> [FRAGMENTO DE LECTURA]:
"""

No sabía
qué esperar de Jane Austen (1775-1817), como no fuera la vaga noción de que sus
heroínas pasan por ser de las más inteligentes de la literatura. Sabía de la
gran admiración que Harold Bloom siente por ella, por los elogiosos pasajes de
su libro El canon occidental. Sé que
esta joven escritora es referente para todo tipo estudios, desde las conductas amorosas
de su tiempo hasta los libros que estudian los festejos de Navidad en su época.
Lo que no me esperaba es la sonrisa permanente que atraviesa sus páginas, una
sonrisa desconcertante. Su protagonista, Elizabeth Bennet, no se ahoga en el
vaso de agua de su vida, a diferencia de la mayor parte de sus familiares y sus
conocidos. Aunque toda la mentalidad de los personajes de la historia tienen la
misma idea fija –lograr un buen matrimonio–, Lizzy no se deja desesperar,
reacciona con inteligencia, con mesura y hasta con humor. Todo gira en torno a
la idea de conseguir pareja… Bueno, igual que hoy. Sólo que hemos pasado muchas
etapas entre esa época y la nuestra. Mientras que el cortejo lo es todo en esta
historia, en nuestros tiempos eso ha quedado un poco hecho de lado. Es curioso,
pero a pesar de que esta historia es calificada de “romántica”, me parece lo
menos romántico del mundo. No existe la búsqueda de un alma femenina, la
protagonista ni siquiera piensa en ella en términos íntimos. Sabemos poco de
sus sentimientos, y no hay una descripción de su interior ni de sus cambios,
Lizzy no depende de su estado de ánimo. El amor no es visto como el náufrago
que ve a lo lejos la posible isla de su salvación. Por el contrario, parece que
la protagonista tiene como preocupación estar siempre a la altura de las
circunstancias, como en una partida de ajedrez. Darcy, el joven rico y apuesto,
está enamorado de ella, pero Lizzy ni lo sospecha, y cuando se da cuenta,
comienza a jugar una partida de movimientos llevados a cabo por la autoestima.

"""

> [DATOS REGISTRADOS]:
"""

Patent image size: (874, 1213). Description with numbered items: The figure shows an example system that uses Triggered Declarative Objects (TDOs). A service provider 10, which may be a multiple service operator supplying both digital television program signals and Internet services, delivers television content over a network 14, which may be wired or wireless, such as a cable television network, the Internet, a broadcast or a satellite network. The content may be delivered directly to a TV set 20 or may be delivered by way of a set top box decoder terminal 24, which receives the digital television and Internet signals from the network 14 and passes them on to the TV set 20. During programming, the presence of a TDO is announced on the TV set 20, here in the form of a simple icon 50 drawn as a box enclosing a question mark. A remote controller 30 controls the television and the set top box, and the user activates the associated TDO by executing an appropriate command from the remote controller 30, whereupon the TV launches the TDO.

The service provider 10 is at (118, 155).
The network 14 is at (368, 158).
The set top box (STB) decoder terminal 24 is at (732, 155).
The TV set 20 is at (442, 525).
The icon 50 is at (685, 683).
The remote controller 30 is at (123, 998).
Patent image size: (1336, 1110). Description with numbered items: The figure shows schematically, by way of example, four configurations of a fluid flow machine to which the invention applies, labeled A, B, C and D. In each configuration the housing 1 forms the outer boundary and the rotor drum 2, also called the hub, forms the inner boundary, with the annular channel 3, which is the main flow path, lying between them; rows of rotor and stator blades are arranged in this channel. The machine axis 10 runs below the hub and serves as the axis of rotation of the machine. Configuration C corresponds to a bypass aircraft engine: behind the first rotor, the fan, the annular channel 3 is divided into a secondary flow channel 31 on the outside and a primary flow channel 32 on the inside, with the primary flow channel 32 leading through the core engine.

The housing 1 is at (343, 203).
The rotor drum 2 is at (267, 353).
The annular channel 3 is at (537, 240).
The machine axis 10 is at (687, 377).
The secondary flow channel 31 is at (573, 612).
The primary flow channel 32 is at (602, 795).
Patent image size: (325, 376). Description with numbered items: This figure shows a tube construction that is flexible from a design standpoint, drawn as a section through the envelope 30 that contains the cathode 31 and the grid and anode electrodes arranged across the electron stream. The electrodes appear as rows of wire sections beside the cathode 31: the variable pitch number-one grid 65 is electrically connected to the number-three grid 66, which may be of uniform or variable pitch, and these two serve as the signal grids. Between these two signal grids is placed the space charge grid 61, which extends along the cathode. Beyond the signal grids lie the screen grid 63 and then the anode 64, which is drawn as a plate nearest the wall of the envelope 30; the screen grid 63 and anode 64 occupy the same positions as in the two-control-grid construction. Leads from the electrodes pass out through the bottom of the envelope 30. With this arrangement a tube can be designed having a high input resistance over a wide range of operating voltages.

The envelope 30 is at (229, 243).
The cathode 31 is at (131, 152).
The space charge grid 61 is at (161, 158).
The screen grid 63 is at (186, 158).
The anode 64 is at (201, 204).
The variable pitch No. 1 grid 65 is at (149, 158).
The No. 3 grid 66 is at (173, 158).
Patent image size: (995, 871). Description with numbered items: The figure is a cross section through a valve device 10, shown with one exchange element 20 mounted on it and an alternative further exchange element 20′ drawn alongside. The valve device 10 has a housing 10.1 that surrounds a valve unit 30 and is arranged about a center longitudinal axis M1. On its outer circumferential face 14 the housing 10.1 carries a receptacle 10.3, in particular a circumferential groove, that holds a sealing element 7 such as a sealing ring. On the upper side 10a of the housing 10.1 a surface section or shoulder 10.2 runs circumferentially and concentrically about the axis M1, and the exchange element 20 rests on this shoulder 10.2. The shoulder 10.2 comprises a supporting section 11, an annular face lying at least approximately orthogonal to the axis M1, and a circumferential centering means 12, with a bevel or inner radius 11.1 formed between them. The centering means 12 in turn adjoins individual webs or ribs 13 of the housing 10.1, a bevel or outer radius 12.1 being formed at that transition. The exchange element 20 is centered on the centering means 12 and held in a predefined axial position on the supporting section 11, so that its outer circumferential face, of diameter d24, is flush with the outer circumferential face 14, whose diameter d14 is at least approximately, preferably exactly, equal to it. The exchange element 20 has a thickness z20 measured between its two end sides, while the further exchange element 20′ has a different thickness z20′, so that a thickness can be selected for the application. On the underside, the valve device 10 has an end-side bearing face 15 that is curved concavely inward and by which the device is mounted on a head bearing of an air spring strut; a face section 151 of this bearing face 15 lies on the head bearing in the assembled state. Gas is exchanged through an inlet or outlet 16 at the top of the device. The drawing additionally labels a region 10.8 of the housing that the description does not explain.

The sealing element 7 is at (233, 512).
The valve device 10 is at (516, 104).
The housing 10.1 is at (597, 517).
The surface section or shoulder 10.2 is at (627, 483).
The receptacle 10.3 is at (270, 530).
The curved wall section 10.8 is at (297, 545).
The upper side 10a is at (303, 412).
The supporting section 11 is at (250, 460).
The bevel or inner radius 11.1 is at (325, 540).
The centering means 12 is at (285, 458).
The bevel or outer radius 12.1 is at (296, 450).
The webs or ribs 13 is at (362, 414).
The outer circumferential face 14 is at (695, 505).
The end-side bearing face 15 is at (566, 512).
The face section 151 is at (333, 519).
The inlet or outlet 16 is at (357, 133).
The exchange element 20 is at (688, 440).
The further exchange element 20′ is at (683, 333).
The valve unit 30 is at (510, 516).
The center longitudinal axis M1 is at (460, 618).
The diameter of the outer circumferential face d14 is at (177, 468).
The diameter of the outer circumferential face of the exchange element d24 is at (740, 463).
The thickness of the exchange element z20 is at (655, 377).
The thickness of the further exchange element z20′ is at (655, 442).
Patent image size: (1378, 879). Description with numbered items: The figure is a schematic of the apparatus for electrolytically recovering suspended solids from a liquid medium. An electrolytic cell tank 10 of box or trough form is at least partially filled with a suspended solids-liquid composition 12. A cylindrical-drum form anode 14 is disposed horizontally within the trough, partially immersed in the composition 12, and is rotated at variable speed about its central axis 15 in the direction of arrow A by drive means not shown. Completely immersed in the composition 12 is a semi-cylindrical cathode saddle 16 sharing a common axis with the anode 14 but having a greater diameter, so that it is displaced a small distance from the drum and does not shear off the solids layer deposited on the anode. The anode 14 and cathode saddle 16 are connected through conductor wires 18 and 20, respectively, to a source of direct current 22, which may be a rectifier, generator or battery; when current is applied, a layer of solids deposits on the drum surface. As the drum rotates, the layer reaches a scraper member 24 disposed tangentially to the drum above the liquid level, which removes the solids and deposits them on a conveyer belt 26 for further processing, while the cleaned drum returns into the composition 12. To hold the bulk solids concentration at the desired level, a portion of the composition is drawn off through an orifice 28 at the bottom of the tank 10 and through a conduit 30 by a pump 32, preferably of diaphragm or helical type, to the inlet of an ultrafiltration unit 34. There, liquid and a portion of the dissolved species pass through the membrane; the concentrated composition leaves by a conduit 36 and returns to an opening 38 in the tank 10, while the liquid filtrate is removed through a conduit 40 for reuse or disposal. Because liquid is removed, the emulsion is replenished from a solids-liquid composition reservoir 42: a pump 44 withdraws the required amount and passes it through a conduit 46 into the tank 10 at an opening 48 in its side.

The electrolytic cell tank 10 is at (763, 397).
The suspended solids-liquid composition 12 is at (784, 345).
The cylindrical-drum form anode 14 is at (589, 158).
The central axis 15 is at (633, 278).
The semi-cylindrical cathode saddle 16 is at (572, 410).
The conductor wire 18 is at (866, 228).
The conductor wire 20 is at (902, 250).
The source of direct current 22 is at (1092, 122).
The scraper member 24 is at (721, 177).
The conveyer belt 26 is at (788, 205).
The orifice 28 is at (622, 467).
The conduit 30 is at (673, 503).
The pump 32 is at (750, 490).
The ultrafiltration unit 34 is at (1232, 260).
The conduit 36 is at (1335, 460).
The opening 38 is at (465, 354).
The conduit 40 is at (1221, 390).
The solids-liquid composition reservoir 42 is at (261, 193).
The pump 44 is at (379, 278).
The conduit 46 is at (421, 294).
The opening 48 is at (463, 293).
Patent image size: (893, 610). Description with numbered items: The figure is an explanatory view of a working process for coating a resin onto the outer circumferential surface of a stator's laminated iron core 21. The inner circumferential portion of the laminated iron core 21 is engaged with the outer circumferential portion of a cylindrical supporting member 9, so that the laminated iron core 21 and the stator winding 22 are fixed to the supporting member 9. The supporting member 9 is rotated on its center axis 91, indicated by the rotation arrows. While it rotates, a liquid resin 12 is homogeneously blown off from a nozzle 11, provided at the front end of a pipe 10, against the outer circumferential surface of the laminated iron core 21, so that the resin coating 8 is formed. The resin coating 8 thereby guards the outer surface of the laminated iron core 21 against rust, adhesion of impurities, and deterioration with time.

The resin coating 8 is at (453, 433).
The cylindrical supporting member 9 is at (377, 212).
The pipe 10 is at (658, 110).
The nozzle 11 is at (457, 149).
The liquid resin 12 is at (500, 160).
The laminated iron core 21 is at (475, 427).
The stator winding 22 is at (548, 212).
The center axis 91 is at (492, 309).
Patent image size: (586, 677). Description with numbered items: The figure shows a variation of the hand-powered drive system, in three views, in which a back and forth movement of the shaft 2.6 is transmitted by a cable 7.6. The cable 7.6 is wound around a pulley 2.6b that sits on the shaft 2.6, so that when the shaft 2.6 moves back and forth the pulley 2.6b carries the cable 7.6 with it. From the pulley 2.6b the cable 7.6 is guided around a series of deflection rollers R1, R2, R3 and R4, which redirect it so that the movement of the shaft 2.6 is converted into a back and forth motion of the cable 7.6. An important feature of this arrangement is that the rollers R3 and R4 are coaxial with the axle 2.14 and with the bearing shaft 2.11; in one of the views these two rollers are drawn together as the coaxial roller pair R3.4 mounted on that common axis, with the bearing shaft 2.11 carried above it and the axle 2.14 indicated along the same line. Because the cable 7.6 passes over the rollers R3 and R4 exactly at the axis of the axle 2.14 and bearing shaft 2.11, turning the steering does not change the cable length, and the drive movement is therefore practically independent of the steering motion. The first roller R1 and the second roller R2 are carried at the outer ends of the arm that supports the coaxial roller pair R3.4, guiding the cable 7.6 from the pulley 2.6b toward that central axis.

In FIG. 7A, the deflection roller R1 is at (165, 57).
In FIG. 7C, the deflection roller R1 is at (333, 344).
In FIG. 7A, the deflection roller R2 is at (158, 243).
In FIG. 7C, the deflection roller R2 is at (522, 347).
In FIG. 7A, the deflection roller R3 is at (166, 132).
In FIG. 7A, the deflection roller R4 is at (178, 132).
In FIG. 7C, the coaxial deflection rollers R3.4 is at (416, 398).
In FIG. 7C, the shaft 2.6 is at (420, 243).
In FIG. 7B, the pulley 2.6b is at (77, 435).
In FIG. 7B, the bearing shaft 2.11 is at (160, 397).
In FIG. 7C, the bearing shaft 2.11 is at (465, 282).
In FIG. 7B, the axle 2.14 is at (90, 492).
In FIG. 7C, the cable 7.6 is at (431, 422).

"""

> [QUÉ HAY QUE HACER]: Continúa el comentario sobre la novela de Jane Austen a partir de su última oración.

> [RESPUESTA]:
Nunca la desesperación, nunca el interés –¡porque Darcy es inmensamente rico!– y,
sobre todo, jamás traicionar la buena reputación, que es la única carta para
jugar en esta nutrida competencia. Tendemos más a la desesperación por amor
nosotros, los que supuestamente despreciamos el cortejo del mundo
antiguo, los que pagamos por el psicoanalista. Nos envanecemos de nuestro
racionalismo, pero no estamos dispuestos a cambiar nada por ese mundo sin pasión
y sin sentimientos de autodestrucción. Ni el matrimonio más aburrido es visto
negativamente en estas páginas, algo hay de bueno en un mal arreglo. Si Jane
Austen, por el contrario, pudiera leer los best-sellers
de nuestro tiempo, sí podría llamarnos “románticos” con cierto desprecio. Me
hubiera gustado leerla más temprano en la vida. Por otra parte, para todo lo
que lea ya será un poco tarde.
Jane Austen. Orgullo
y prejuicio / Pride and Prejudice (1813),
tr. de Armando Lázaro Ros, pról. de Philippe Ollé-Laprune. Xalapa, Universidad
Veracruzana, 2014.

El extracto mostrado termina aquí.